■ SET PROBLEM
Copy all lines below containing "social".

------------------------------------------------------------

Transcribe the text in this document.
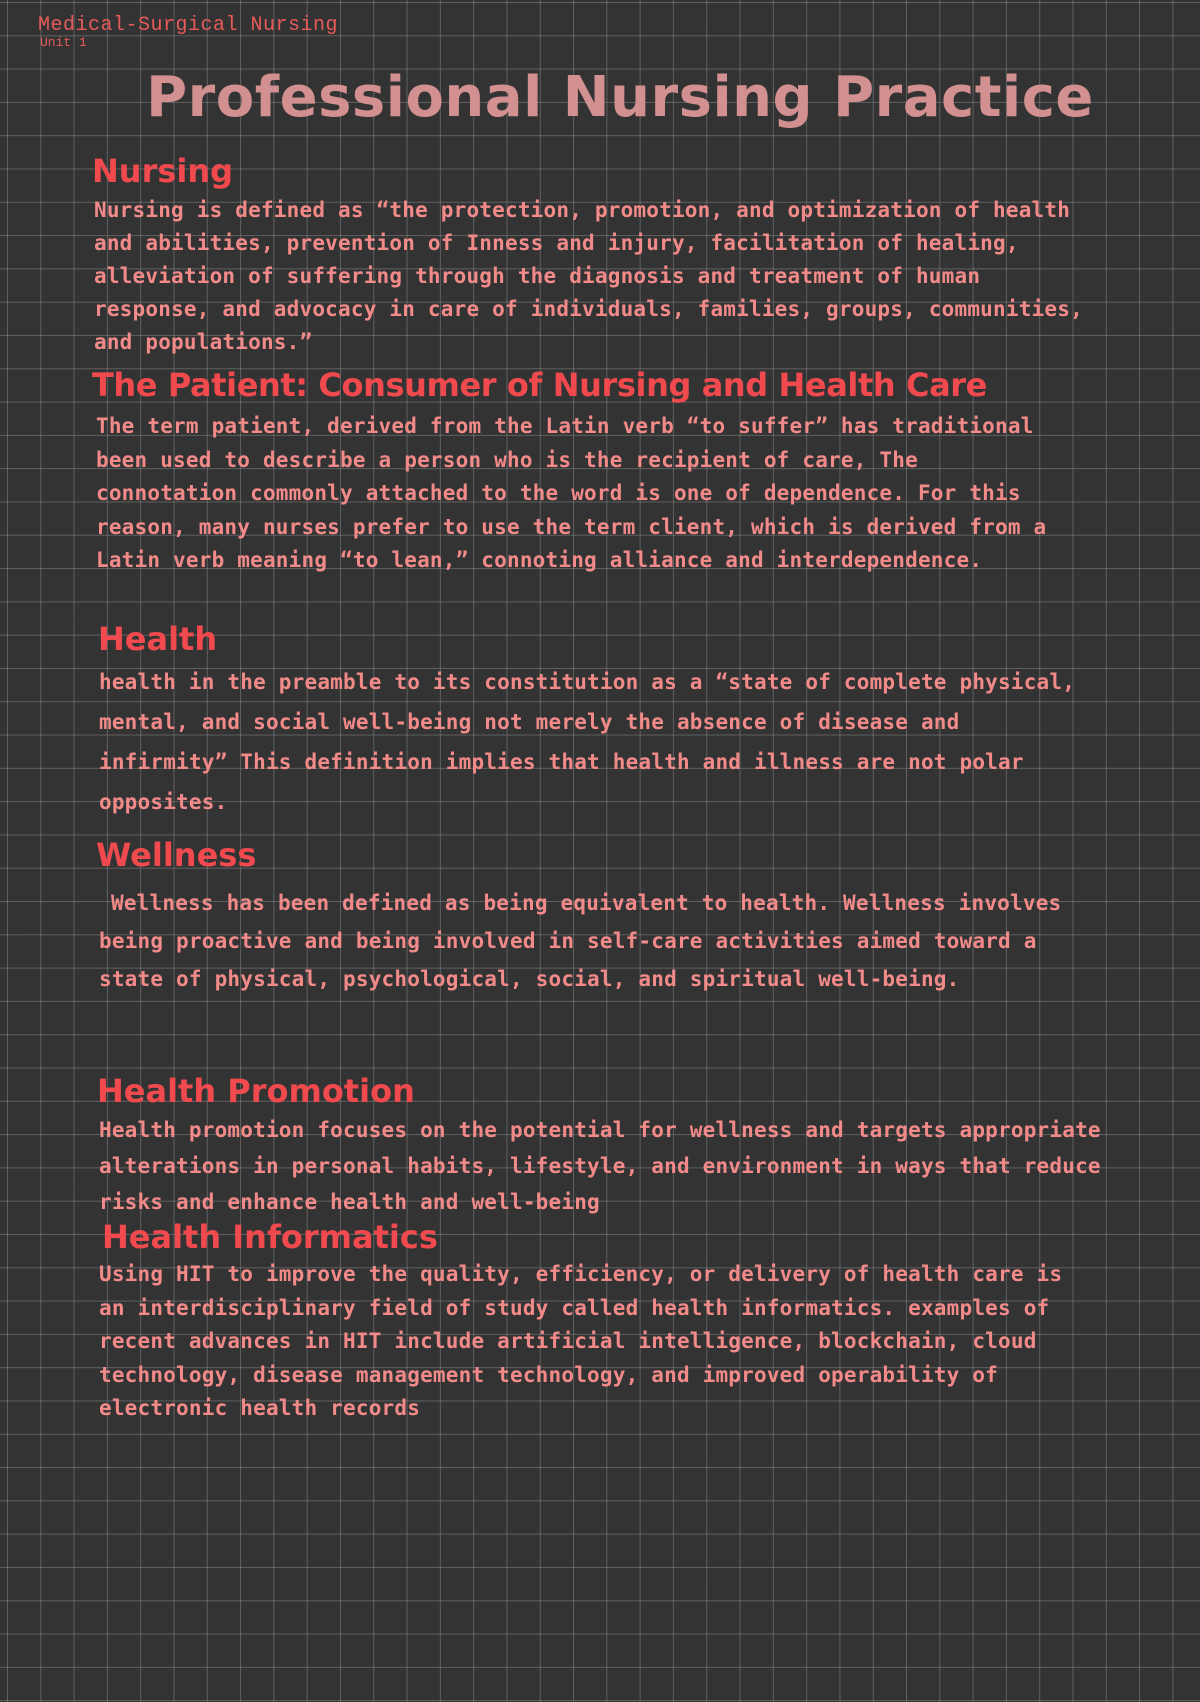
Medical-Surgical Nursing
Unit 1
Professional Nursing Practice
Nursing
Nursing is defined as “the protection, promotion, and optimization of health and abilities, prevention of Inness and injury, facilitation of healing, alleviation of suffering through the diagnosis and treatment of human response, and advocacy in care of individuals, families, groups, communities, and populations.”
The Patient: Consumer of Nursing and Health Care
The term patient, derived from the Latin verb “to suffer” has traditional been used to describe a person who is the recipient of care, The connotation commonly attached to the word is one of dependence. For this reason, many nurses prefer to use the term client, which is derived from a Latin verb meaning “to lean,” connoting alliance and interdependence.
Health
health in the preamble to its constitution as a “state of complete physical, mental, and social well-being not merely the absence of disease and infirmity” This definition implies that health and illness are not polar opposites.
Wellness
Wellness has been defined as being equivalent to health. Wellness involves being proactive and being involved in self-care activities aimed toward a state of physical, psychological, social, and spiritual well-being.
Health Promotion
Health promotion focuses on the potential for wellness and targets appropriate alterations in personal habits, lifestyle, and environment in ways that reduce risks and enhance health and well-being
Health Informatics
Using HIT to improve the quality, efficiency, or delivery of health care is an interdisciplinary field of study called health informatics. examples of recent advances in HIT include artificial intelligence, blockchain, cloud technology, disease management technology, and improved operability of electronic health records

------------------------------------------------------------

■ FINAL RESULT
health in the preamble to its constitution as a “state of complete physical, mental, and social well-being not merely the absence of disease and infirmity” This definition implies that health and illness are not polar opposites.
Wellness has been defined as being equivalent to health. Wellness involves being proactive and being involved in self-care activities aimed toward a state of physical, psychological, social, and spiritual well-being.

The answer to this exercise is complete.